Instruction
Make an exact copy of the entries, and keep any pictures out of it.
--
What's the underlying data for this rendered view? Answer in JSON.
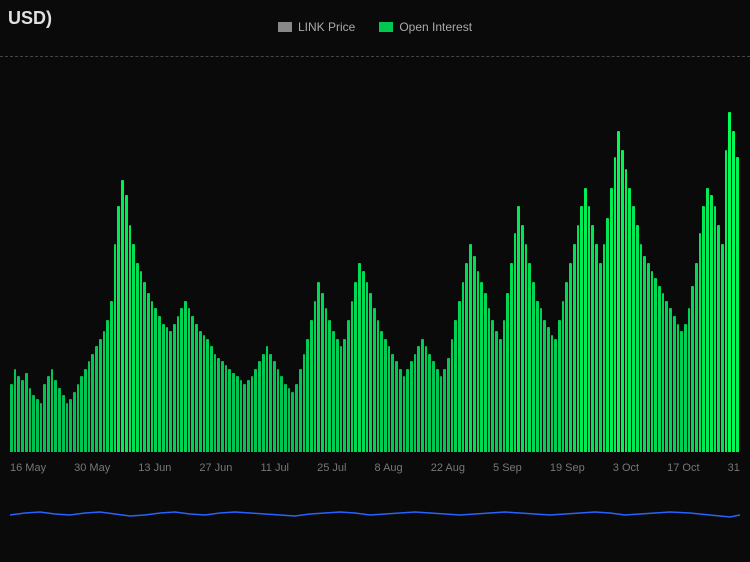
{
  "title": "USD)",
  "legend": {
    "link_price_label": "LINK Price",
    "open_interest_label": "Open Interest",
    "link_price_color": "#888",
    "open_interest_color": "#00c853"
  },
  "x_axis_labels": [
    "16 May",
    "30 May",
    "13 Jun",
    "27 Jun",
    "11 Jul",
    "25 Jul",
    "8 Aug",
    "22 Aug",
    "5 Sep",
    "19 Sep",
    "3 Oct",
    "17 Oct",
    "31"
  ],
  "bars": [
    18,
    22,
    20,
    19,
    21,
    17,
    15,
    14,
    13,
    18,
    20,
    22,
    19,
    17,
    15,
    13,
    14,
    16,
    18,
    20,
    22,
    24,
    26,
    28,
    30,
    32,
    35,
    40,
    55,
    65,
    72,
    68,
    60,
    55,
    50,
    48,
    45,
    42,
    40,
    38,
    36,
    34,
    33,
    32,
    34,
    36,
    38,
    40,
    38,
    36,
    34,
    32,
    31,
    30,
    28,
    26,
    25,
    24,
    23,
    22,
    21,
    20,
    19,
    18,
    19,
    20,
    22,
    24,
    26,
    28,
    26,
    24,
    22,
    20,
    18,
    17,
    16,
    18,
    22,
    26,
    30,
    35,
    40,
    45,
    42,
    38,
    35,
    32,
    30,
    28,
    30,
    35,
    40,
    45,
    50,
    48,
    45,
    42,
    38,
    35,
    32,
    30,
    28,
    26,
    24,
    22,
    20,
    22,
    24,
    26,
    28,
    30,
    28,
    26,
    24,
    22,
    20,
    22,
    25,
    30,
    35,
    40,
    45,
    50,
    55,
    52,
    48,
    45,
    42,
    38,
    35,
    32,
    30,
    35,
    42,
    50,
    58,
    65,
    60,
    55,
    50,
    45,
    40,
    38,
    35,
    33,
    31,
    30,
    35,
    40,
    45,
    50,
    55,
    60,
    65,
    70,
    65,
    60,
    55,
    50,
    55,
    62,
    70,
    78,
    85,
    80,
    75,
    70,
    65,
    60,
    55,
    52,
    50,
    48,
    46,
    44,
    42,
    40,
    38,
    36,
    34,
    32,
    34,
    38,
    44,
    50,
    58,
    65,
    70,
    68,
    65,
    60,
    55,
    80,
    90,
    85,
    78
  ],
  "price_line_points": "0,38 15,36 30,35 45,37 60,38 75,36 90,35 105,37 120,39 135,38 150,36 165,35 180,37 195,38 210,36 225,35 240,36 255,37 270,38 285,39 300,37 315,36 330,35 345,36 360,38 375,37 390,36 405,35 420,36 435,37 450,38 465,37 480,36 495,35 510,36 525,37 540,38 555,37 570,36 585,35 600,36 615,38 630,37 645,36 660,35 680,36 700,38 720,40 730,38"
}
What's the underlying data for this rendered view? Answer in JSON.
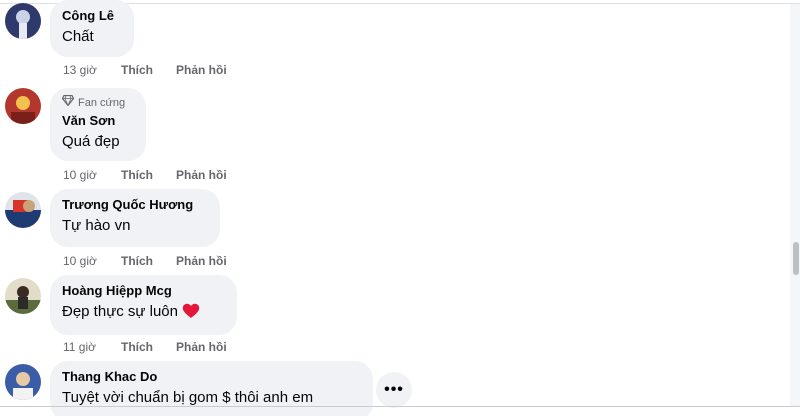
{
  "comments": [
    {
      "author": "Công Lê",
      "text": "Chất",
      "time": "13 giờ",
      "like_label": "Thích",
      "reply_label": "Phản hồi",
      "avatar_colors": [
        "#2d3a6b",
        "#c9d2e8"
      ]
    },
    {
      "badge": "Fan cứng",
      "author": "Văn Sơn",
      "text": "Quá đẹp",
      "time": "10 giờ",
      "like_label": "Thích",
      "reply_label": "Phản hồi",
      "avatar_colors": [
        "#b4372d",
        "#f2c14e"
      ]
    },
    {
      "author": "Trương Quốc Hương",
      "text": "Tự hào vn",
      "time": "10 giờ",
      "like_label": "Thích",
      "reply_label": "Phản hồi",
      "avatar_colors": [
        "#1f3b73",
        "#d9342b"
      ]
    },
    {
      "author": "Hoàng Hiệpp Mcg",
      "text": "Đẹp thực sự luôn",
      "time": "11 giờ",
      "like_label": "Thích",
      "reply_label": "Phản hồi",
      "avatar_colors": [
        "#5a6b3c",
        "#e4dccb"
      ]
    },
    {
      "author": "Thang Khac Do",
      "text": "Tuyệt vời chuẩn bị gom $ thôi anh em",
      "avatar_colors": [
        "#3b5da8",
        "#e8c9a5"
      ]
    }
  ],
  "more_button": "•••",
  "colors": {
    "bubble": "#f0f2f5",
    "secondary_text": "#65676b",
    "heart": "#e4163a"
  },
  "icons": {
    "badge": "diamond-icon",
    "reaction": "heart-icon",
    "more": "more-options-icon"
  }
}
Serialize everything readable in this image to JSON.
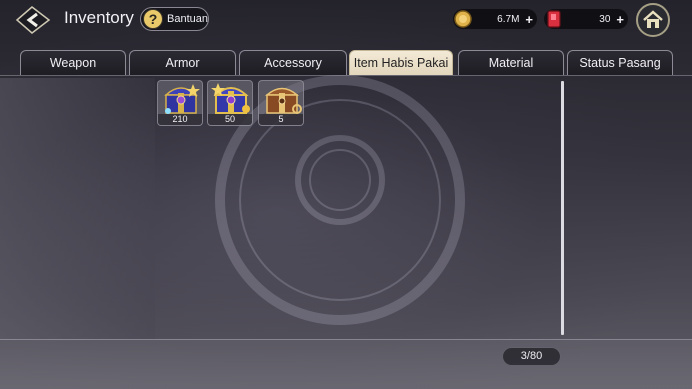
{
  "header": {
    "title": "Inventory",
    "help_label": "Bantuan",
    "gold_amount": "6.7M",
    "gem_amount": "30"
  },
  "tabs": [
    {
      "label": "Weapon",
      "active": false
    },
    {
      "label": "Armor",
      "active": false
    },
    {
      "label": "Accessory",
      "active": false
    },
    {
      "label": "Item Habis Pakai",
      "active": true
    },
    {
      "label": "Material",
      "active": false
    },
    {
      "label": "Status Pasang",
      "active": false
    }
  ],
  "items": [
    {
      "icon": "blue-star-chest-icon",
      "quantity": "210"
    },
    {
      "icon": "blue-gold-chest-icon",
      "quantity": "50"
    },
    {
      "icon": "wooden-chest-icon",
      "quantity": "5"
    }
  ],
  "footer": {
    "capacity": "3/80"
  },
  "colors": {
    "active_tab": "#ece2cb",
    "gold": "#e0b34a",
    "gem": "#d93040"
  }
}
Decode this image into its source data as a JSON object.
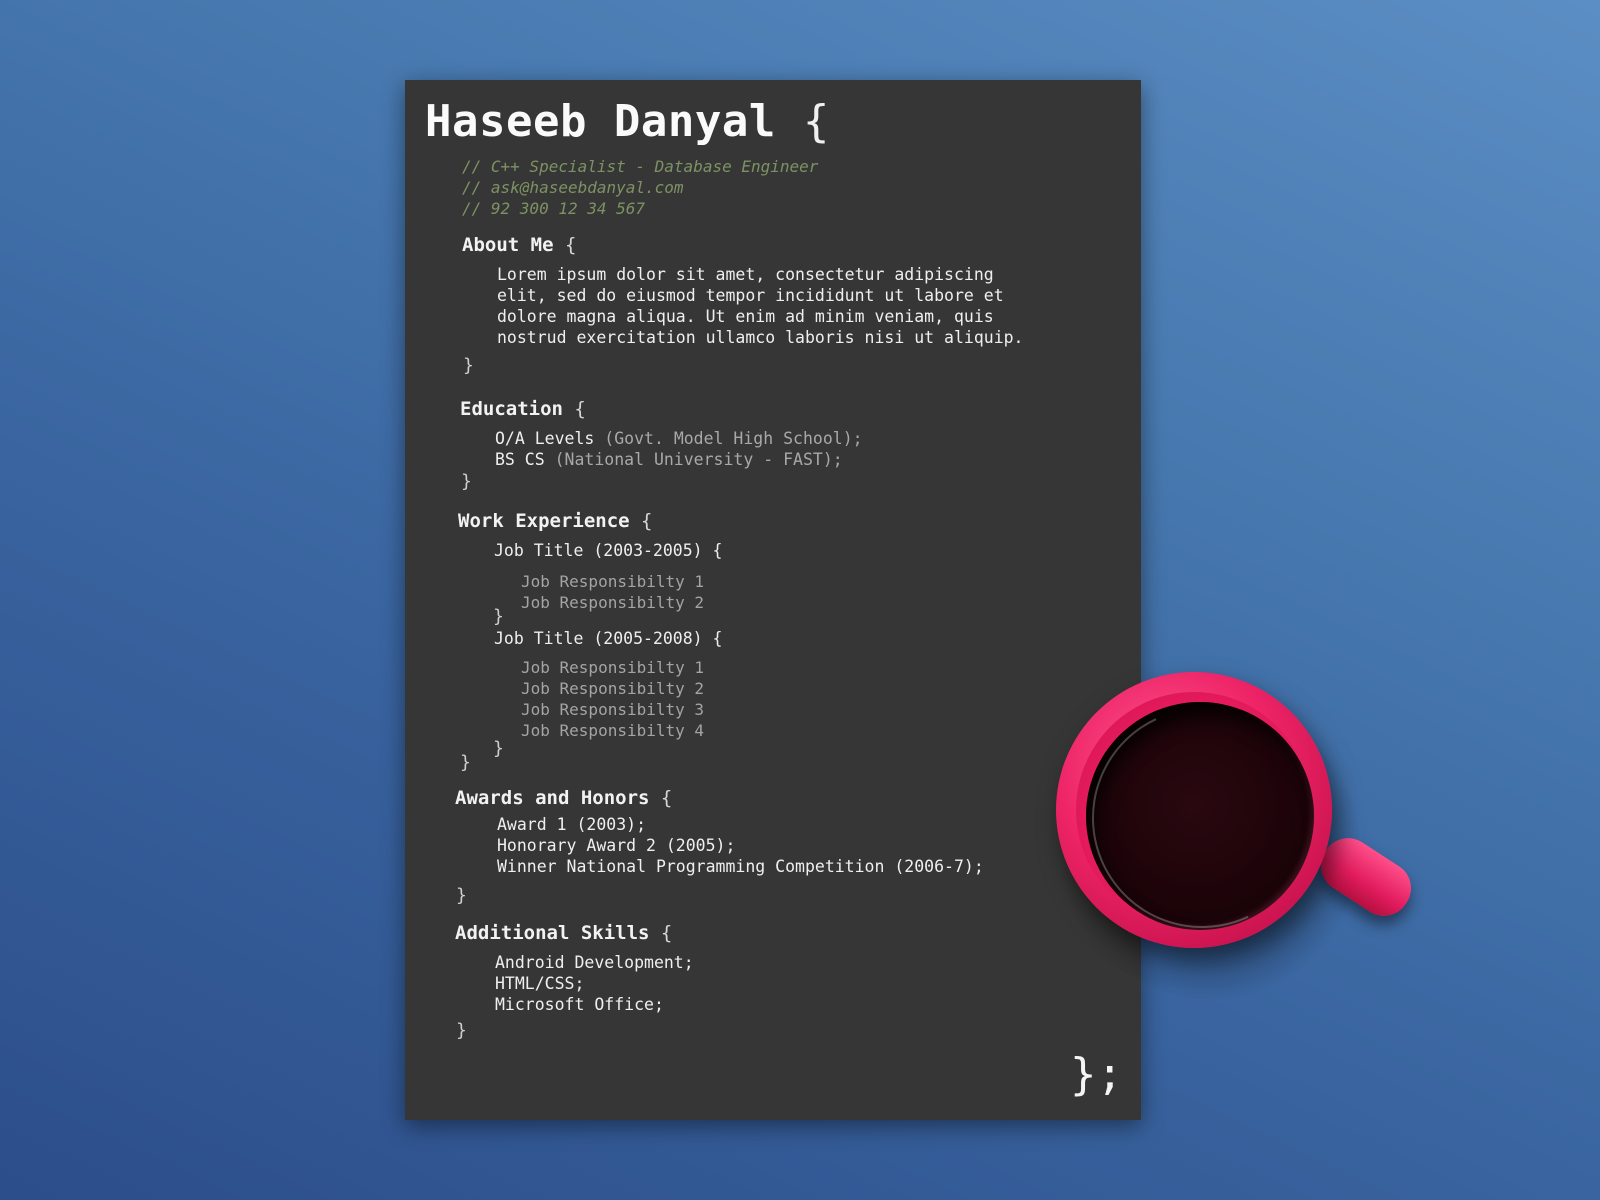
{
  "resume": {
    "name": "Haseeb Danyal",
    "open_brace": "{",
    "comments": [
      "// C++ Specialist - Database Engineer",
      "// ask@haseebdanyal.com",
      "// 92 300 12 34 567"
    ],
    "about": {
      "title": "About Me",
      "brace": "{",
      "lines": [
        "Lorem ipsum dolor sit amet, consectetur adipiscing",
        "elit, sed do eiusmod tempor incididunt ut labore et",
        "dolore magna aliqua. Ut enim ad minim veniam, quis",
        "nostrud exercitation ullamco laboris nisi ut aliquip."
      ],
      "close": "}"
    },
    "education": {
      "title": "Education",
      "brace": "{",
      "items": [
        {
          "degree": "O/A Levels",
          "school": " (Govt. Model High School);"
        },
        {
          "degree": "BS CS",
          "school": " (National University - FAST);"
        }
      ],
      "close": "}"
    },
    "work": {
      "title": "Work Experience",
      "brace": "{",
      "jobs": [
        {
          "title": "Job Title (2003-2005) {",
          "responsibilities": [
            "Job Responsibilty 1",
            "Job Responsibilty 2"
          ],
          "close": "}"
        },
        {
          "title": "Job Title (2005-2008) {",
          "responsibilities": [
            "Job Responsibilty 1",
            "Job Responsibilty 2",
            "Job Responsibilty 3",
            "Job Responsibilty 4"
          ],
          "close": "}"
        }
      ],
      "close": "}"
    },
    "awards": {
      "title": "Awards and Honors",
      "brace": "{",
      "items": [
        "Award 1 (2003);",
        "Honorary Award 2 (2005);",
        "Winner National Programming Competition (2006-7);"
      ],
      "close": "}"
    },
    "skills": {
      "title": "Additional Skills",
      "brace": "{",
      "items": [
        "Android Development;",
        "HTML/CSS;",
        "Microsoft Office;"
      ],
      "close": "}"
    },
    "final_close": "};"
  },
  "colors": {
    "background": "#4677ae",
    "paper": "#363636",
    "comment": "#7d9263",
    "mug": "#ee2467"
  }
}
--
Correct result
What's the underlying data for this rendered view? Answer in JSON.
{
  "title": "USD)",
  "legend": {
    "link_price_label": "LINK Price",
    "open_interest_label": "Open Interest",
    "link_price_color": "#888",
    "open_interest_color": "#00c853"
  },
  "x_axis_labels": [
    "16 May",
    "30 May",
    "13 Jun",
    "27 Jun",
    "11 Jul",
    "25 Jul",
    "8 Aug",
    "22 Aug",
    "5 Sep",
    "19 Sep",
    "3 Oct",
    "17 Oct",
    "31"
  ],
  "bars": [
    18,
    22,
    20,
    19,
    21,
    17,
    15,
    14,
    13,
    18,
    20,
    22,
    19,
    17,
    15,
    13,
    14,
    16,
    18,
    20,
    22,
    24,
    26,
    28,
    30,
    32,
    35,
    40,
    55,
    65,
    72,
    68,
    60,
    55,
    50,
    48,
    45,
    42,
    40,
    38,
    36,
    34,
    33,
    32,
    34,
    36,
    38,
    40,
    38,
    36,
    34,
    32,
    31,
    30,
    28,
    26,
    25,
    24,
    23,
    22,
    21,
    20,
    19,
    18,
    19,
    20,
    22,
    24,
    26,
    28,
    26,
    24,
    22,
    20,
    18,
    17,
    16,
    18,
    22,
    26,
    30,
    35,
    40,
    45,
    42,
    38,
    35,
    32,
    30,
    28,
    30,
    35,
    40,
    45,
    50,
    48,
    45,
    42,
    38,
    35,
    32,
    30,
    28,
    26,
    24,
    22,
    20,
    22,
    24,
    26,
    28,
    30,
    28,
    26,
    24,
    22,
    20,
    22,
    25,
    30,
    35,
    40,
    45,
    50,
    55,
    52,
    48,
    45,
    42,
    38,
    35,
    32,
    30,
    35,
    42,
    50,
    58,
    65,
    60,
    55,
    50,
    45,
    40,
    38,
    35,
    33,
    31,
    30,
    35,
    40,
    45,
    50,
    55,
    60,
    65,
    70,
    65,
    60,
    55,
    50,
    55,
    62,
    70,
    78,
    85,
    80,
    75,
    70,
    65,
    60,
    55,
    52,
    50,
    48,
    46,
    44,
    42,
    40,
    38,
    36,
    34,
    32,
    34,
    38,
    44,
    50,
    58,
    65,
    70,
    68,
    65,
    60,
    55,
    80,
    90,
    85,
    78
  ],
  "price_line_points": "0,38 15,36 30,35 45,37 60,38 75,36 90,35 105,37 120,39 135,38 150,36 165,35 180,37 195,38 210,36 225,35 240,36 255,37 270,38 285,39 300,37 315,36 330,35 345,36 360,38 375,37 390,36 405,35 420,36 435,37 450,38 465,37 480,36 495,35 510,36 525,37 540,38 555,37 570,36 585,35 600,36 615,38 630,37 645,36 660,35 680,36 700,38 720,40 730,38"
}
What's the underlying data for this rendered view? Answer in JSON.
{
  "comments": [
    {
      "author": "Công Lê",
      "text": "Chất",
      "time": "13 giờ",
      "like_label": "Thích",
      "reply_label": "Phản hồi",
      "avatar_colors": [
        "#2d3a6b",
        "#c9d2e8"
      ]
    },
    {
      "badge": "Fan cứng",
      "author": "Văn Sơn",
      "text": "Quá đẹp",
      "time": "10 giờ",
      "like_label": "Thích",
      "reply_label": "Phản hồi",
      "avatar_colors": [
        "#b4372d",
        "#f2c14e"
      ]
    },
    {
      "author": "Trương Quốc Hương",
      "text": "Tự hào vn",
      "time": "10 giờ",
      "like_label": "Thích",
      "reply_label": "Phản hồi",
      "avatar_colors": [
        "#1f3b73",
        "#d9342b"
      ]
    },
    {
      "author": "Hoàng Hiệpp Mcg",
      "text": "Đẹp thực sự luôn",
      "time": "11 giờ",
      "like_label": "Thích",
      "reply_label": "Phản hồi",
      "avatar_colors": [
        "#5a6b3c",
        "#e4dccb"
      ]
    },
    {
      "author": "Thang Khac Do",
      "text": "Tuyệt vời chuẩn bị gom $ thôi anh em",
      "avatar_colors": [
        "#3b5da8",
        "#e8c9a5"
      ]
    }
  ],
  "more_button": "•••",
  "colors": {
    "bubble": "#f0f2f5",
    "secondary_text": "#65676b",
    "heart": "#e4163a"
  },
  "icons": {
    "badge": "diamond-icon",
    "reaction": "heart-icon",
    "more": "more-options-icon"
  }
}
Serialize everything readable in this image to JSON.
{
  "header": {
    "title": "Inventory",
    "help_label": "Bantuan",
    "gold_amount": "6.7M",
    "gem_amount": "30"
  },
  "tabs": [
    {
      "label": "Weapon",
      "active": false
    },
    {
      "label": "Armor",
      "active": false
    },
    {
      "label": "Accessory",
      "active": false
    },
    {
      "label": "Item Habis Pakai",
      "active": true
    },
    {
      "label": "Material",
      "active": false
    },
    {
      "label": "Status Pasang",
      "active": false
    }
  ],
  "items": [
    {
      "icon": "blue-star-chest-icon",
      "quantity": "210"
    },
    {
      "icon": "blue-gold-chest-icon",
      "quantity": "50"
    },
    {
      "icon": "wooden-chest-icon",
      "quantity": "5"
    }
  ],
  "footer": {
    "capacity": "3/80"
  },
  "colors": {
    "active_tab": "#ece2cb",
    "gold": "#e0b34a",
    "gem": "#d93040"
  }
}
Decode this image into its source data as a JSON object.
{
  "resume": {
    "name": "Haseeb Danyal",
    "open_brace": "{",
    "comments": [
      "// C++ Specialist - Database Engineer",
      "// ask@haseebdanyal.com",
      "// 92 300 12 34 567"
    ],
    "about": {
      "title": "About Me",
      "brace": "{",
      "lines": [
        "Lorem ipsum dolor sit amet, consectetur adipiscing",
        "elit, sed do eiusmod tempor incididunt ut labore et",
        "dolore magna aliqua. Ut enim ad minim veniam, quis",
        "nostrud exercitation ullamco laboris nisi ut aliquip."
      ],
      "close": "}"
    },
    "education": {
      "title": "Education",
      "brace": "{",
      "items": [
        {
          "degree": "O/A Levels",
          "school": " (Govt. Model High School);"
        },
        {
          "degree": "BS CS",
          "school": " (National University - FAST);"
        }
      ],
      "close": "}"
    },
    "work": {
      "title": "Work Experience",
      "brace": "{",
      "jobs": [
        {
          "title": "Job Title (2003-2005) {",
          "responsibilities": [
            "Job Responsibilty 1",
            "Job Responsibilty 2"
          ],
          "close": "}"
        },
        {
          "title": "Job Title (2005-2008) {",
          "responsibilities": [
            "Job Responsibilty 1",
            "Job Responsibilty 2",
            "Job Responsibilty 3",
            "Job Responsibilty 4"
          ],
          "close": "}"
        }
      ],
      "close": "}"
    },
    "awards": {
      "title": "Awards and Honors",
      "brace": "{",
      "items": [
        "Award 1 (2003);",
        "Honorary Award 2 (2005);",
        "Winner National Programming Competition (2006-7);"
      ],
      "close": "}"
    },
    "skills": {
      "title": "Additional Skills",
      "brace": "{",
      "items": [
        "Android Development;",
        "HTML/CSS;",
        "Microsoft Office;"
      ],
      "close": "}"
    },
    "final_close": "};"
  },
  "colors": {
    "background": "#4677ae",
    "paper": "#363636",
    "comment": "#7d9263",
    "mug": "#ee2467"
  }
}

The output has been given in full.